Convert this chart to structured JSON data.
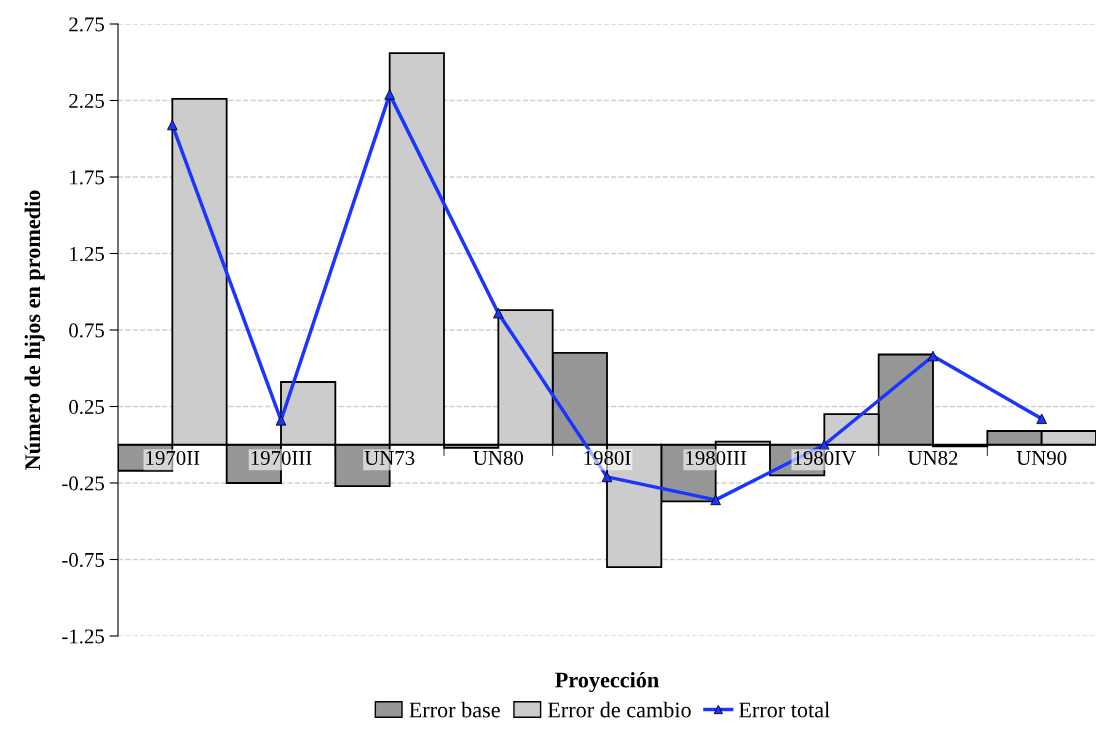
{
  "chart_data": {
    "type": "bar",
    "xlabel": "Proyección",
    "ylabel": "Número de hijos en promedio",
    "categories": [
      "1970II",
      "1970III",
      "UN73",
      "UN80",
      "1980I",
      "1980III",
      "1980IV",
      "UN82",
      "UN90"
    ],
    "series": [
      {
        "name": "Error base",
        "color": "#969696",
        "values": [
          -0.17,
          -0.25,
          -0.27,
          -0.02,
          0.6,
          -0.37,
          -0.2,
          0.59,
          0.09
        ]
      },
      {
        "name": "Error de cambio",
        "color": "#cccccc",
        "values": [
          2.26,
          0.41,
          2.56,
          0.88,
          -0.8,
          0.02,
          0.2,
          -0.01,
          0.09
        ]
      },
      {
        "name": "Error total",
        "type": "line",
        "color": "#1a35ff",
        "marker": "triangle",
        "line_style": "solid",
        "values": [
          2.09,
          0.16,
          2.29,
          0.86,
          -0.21,
          -0.36,
          0.0,
          0.58,
          0.17
        ]
      }
    ],
    "ylim": [
      -1.25,
      2.75
    ],
    "yticks": [
      {
        "value": -1.25,
        "label": "-1.25"
      },
      {
        "value": -0.75,
        "label": "-0.75"
      },
      {
        "value": -0.25,
        "label": "-0.25"
      },
      0.25,
      0.75,
      1.25,
      1.75,
      2.25,
      2.75
    ],
    "grid": "y",
    "legend": "bottom"
  }
}
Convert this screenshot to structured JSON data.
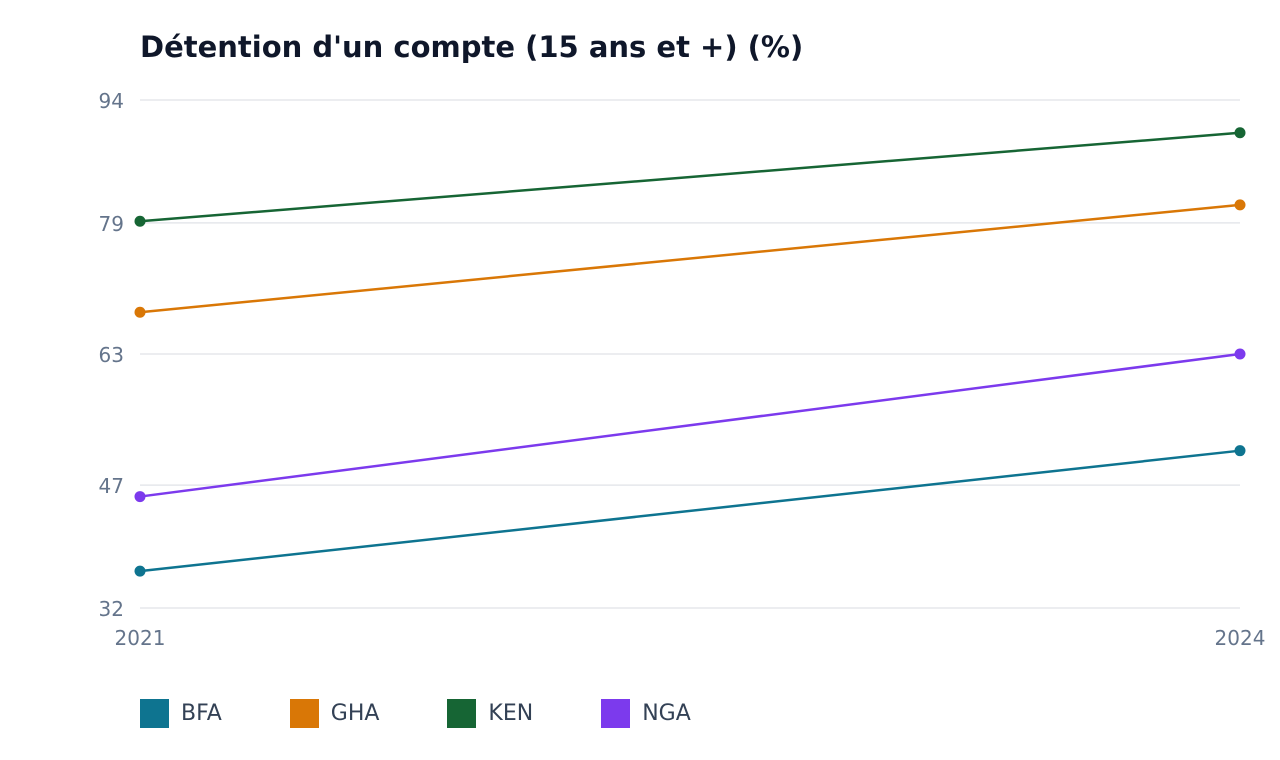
{
  "chart_data": {
    "type": "line",
    "title": "Détention d'un compte (15 ans et +) (%)",
    "xlabel": "",
    "ylabel": "",
    "x": [
      "2021",
      "2024"
    ],
    "yticks": [
      "32",
      "47",
      "63",
      "79",
      "94"
    ],
    "ylim": [
      32,
      94
    ],
    "grid": "horizontal",
    "legend_position": "bottom-left",
    "series": [
      {
        "name": "BFA",
        "values": [
          36.5,
          51.2
        ],
        "color": "#0e7490"
      },
      {
        "name": "GHA",
        "values": [
          68.1,
          81.2
        ],
        "color": "#d97706"
      },
      {
        "name": "KEN",
        "values": [
          79.2,
          90.0
        ],
        "color": "#166534"
      },
      {
        "name": "NGA",
        "values": [
          45.6,
          63.0
        ],
        "color": "#7c3aed"
      }
    ]
  }
}
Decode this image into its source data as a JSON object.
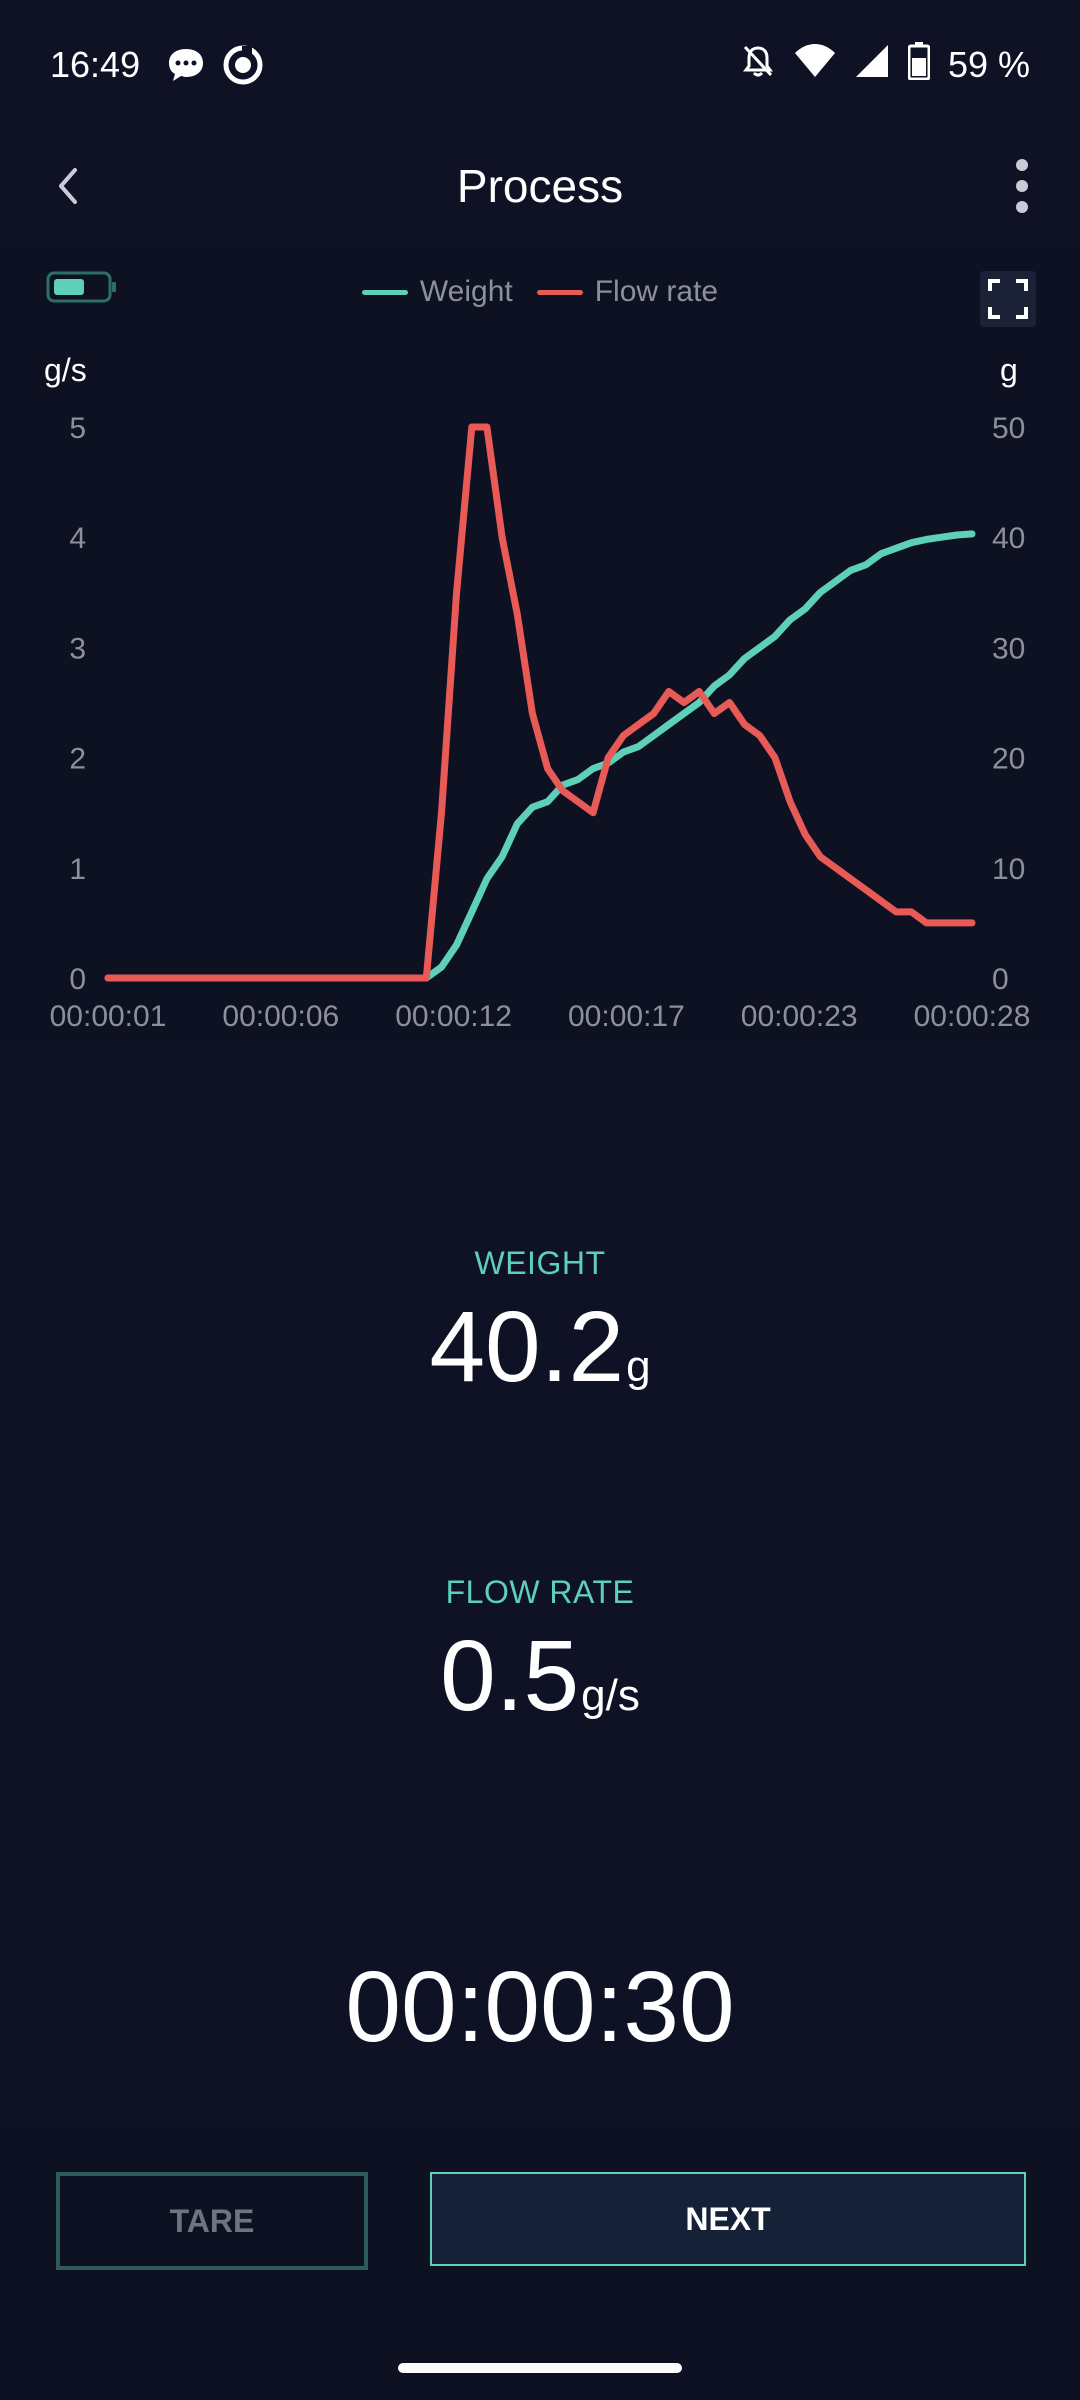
{
  "status_bar": {
    "time": "16:49",
    "battery_percent": "59 %",
    "icons": [
      "chat-notification-icon",
      "app-notification-icon",
      "bell-off-icon",
      "wifi-icon",
      "signal-icon",
      "battery-icon"
    ]
  },
  "header": {
    "title": "Process",
    "back_icon": "chevron-left-icon",
    "menu_icon": "more-vertical-icon"
  },
  "chart_panel": {
    "scale_battery_icon": "scale-battery-icon",
    "expand_icon": "fullscreen-icon"
  },
  "colors": {
    "weight": "#5ecfb8",
    "flow_rate": "#e85a55",
    "background": "#0f1225"
  },
  "chart_data": {
    "type": "line",
    "title": "",
    "legend": [
      "Weight",
      "Flow rate"
    ],
    "legend_position": "top-center",
    "y_left_label": "g/s",
    "y_right_label": "g",
    "y_left_range": [
      0,
      5
    ],
    "y_right_range": [
      0,
      50
    ],
    "y_left_ticks": [
      "0",
      "1",
      "2",
      "3",
      "4",
      "5"
    ],
    "y_right_ticks": [
      "0",
      "10",
      "20",
      "30",
      "40",
      "50"
    ],
    "x_tick_labels": [
      "00:00:01",
      "00:00:06",
      "00:00:12",
      "00:00:17",
      "00:00:23",
      "00:00:28"
    ],
    "x_range": [
      1,
      29.5
    ],
    "grid": false,
    "series": [
      {
        "name": "Weight",
        "axis": "right",
        "x": [
          1,
          6,
          11.5,
          12.0,
          12.5,
          13.0,
          13.5,
          14.0,
          14.5,
          15.0,
          15.5,
          16.0,
          16.5,
          17.0,
          17.5,
          18.0,
          18.5,
          19.0,
          19.5,
          20.0,
          20.5,
          21.0,
          21.5,
          22.0,
          22.5,
          23.0,
          23.5,
          24.0,
          24.5,
          25.0,
          25.5,
          26.0,
          26.5,
          27.0,
          27.5,
          28.0,
          28.5,
          29.0,
          29.5
        ],
        "values": [
          0,
          0,
          0,
          1,
          3,
          6,
          9,
          11,
          14,
          15.5,
          16,
          17.5,
          18,
          19,
          19.5,
          20.5,
          21,
          22,
          23,
          24,
          25,
          26.5,
          27.5,
          29,
          30,
          31,
          32.5,
          33.5,
          35,
          36,
          37,
          37.5,
          38.5,
          39,
          39.5,
          39.8,
          40,
          40.2,
          40.3
        ]
      },
      {
        "name": "Flow rate",
        "axis": "left",
        "x": [
          1,
          6,
          11.5,
          12.0,
          12.5,
          13.0,
          13.5,
          14.0,
          14.5,
          15.0,
          15.5,
          16.0,
          16.5,
          17.0,
          17.5,
          18.0,
          18.5,
          19.0,
          19.5,
          20.0,
          20.5,
          21.0,
          21.5,
          22.0,
          22.5,
          23.0,
          23.5,
          24.0,
          24.5,
          25.0,
          25.5,
          26.0,
          26.5,
          27.0,
          27.5,
          28.0,
          28.5,
          29.0,
          29.5
        ],
        "values": [
          0,
          0,
          0,
          1.5,
          3.5,
          5,
          5,
          4,
          3.3,
          2.4,
          1.9,
          1.7,
          1.6,
          1.5,
          2.0,
          2.2,
          2.3,
          2.4,
          2.6,
          2.5,
          2.6,
          2.4,
          2.5,
          2.3,
          2.2,
          2.0,
          1.6,
          1.3,
          1.1,
          1.0,
          0.9,
          0.8,
          0.7,
          0.6,
          0.6,
          0.5,
          0.5,
          0.5,
          0.5
        ]
      }
    ]
  },
  "metrics": {
    "weight_label": "WEIGHT",
    "weight_value": "40.2",
    "weight_unit": "g",
    "flow_label": "FLOW RATE",
    "flow_value": "0.5",
    "flow_unit": "g/s",
    "timer": "00:00:30"
  },
  "actions": {
    "tare_label": "TARE",
    "next_label": "NEXT"
  }
}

Goal of the exercise:
From the entries, report each line that includes the word "structured".

Task result:
Convert this chart to structured JSON data.
Convert this screenshot to structured JSON data.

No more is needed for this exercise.